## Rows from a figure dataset
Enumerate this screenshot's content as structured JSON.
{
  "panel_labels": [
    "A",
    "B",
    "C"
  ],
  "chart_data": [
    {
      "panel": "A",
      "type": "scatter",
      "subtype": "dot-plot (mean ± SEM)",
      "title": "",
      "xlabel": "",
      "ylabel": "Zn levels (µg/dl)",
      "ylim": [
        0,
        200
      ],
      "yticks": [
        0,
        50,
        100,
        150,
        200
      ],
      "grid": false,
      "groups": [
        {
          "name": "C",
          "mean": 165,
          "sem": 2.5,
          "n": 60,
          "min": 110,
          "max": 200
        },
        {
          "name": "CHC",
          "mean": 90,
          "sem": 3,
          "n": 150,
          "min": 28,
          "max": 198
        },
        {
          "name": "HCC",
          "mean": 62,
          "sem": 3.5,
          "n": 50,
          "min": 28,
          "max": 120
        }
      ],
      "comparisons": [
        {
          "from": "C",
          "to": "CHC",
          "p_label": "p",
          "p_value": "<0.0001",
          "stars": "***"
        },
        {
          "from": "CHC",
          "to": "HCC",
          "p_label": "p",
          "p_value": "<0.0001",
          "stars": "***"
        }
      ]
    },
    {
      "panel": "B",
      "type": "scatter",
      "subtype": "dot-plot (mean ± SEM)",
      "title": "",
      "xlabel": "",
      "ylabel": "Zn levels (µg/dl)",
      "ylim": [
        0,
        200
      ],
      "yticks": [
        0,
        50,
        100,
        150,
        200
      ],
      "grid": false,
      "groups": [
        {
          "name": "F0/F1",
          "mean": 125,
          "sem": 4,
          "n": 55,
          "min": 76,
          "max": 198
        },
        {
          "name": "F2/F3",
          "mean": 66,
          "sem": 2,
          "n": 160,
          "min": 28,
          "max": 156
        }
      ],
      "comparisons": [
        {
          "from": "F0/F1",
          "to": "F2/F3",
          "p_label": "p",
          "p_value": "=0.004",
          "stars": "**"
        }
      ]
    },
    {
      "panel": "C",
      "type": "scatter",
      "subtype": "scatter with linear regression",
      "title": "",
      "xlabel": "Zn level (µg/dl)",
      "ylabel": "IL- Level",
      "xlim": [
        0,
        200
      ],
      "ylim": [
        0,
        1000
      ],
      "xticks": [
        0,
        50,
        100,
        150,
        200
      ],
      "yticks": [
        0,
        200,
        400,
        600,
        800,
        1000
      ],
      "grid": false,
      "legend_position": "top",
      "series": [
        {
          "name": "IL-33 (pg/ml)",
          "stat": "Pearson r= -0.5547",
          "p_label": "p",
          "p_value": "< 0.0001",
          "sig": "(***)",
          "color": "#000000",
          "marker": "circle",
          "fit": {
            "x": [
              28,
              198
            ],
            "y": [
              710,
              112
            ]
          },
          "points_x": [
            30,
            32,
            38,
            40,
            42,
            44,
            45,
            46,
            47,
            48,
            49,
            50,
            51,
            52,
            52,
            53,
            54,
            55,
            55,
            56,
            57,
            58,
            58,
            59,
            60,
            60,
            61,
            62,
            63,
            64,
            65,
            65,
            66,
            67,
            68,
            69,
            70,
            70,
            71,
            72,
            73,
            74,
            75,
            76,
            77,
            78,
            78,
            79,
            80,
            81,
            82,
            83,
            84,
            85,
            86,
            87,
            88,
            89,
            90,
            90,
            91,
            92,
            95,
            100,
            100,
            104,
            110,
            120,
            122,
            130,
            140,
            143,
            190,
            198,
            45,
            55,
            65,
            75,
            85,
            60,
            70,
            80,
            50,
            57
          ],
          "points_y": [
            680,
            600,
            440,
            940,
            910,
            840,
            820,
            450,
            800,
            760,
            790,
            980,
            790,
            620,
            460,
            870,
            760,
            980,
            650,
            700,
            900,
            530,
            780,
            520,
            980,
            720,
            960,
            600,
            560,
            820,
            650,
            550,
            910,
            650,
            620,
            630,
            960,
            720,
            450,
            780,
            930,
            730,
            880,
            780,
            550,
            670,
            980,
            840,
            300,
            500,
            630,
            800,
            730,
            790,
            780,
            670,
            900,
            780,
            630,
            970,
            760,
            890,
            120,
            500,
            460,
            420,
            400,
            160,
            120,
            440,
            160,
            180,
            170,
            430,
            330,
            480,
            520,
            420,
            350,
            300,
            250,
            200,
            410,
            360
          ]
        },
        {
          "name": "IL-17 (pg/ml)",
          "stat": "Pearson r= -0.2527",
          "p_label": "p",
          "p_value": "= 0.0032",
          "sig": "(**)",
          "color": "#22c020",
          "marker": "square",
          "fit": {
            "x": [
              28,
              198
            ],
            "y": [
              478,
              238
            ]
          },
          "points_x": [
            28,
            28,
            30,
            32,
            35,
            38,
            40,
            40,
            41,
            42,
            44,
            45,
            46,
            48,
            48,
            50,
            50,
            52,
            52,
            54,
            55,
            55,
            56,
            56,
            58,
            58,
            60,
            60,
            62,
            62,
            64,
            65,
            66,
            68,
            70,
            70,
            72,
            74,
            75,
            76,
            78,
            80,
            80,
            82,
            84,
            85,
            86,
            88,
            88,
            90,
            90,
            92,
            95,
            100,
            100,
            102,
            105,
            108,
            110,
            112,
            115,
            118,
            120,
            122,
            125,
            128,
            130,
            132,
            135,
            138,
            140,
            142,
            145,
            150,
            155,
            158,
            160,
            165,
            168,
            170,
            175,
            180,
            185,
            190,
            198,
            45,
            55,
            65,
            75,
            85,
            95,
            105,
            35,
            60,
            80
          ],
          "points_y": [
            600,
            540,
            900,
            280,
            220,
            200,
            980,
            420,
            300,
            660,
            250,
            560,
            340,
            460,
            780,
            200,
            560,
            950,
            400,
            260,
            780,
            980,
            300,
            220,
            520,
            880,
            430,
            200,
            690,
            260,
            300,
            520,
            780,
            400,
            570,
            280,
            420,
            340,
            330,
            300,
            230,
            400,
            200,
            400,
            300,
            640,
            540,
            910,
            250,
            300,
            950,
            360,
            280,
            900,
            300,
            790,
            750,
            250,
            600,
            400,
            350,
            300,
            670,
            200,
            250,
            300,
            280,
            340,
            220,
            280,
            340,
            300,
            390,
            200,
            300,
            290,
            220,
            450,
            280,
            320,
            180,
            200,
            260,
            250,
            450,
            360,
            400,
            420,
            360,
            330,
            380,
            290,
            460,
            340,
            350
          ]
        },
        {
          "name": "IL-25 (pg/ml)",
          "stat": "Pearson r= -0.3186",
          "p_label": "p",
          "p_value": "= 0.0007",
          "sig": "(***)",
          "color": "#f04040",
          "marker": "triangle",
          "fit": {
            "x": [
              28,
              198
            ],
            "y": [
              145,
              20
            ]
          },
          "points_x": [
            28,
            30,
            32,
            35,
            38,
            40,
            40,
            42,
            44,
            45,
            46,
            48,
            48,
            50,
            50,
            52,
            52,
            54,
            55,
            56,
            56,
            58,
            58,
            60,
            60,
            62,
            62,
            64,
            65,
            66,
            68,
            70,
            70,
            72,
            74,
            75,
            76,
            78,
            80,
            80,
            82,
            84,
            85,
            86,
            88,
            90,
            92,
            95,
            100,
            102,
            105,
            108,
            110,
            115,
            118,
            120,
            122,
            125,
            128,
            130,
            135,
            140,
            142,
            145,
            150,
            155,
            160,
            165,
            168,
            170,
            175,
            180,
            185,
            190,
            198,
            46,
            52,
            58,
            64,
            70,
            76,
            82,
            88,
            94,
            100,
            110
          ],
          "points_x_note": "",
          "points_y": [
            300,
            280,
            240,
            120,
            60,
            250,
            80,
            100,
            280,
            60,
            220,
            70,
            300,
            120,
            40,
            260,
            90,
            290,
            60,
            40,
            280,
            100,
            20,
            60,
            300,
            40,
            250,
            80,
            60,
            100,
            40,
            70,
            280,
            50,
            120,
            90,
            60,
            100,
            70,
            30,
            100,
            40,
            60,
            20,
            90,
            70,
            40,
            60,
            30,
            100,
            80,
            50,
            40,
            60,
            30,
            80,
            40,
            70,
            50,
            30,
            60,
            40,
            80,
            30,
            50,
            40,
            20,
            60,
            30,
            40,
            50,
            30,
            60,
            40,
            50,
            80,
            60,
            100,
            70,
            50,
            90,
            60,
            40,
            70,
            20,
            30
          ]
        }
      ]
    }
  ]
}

## DO THIS
List every line above that contains the word "color".

## RESPONSE TO THIS TASK
          "color": "#000000",
          "color": "#22c020",
          "color": "#f04040",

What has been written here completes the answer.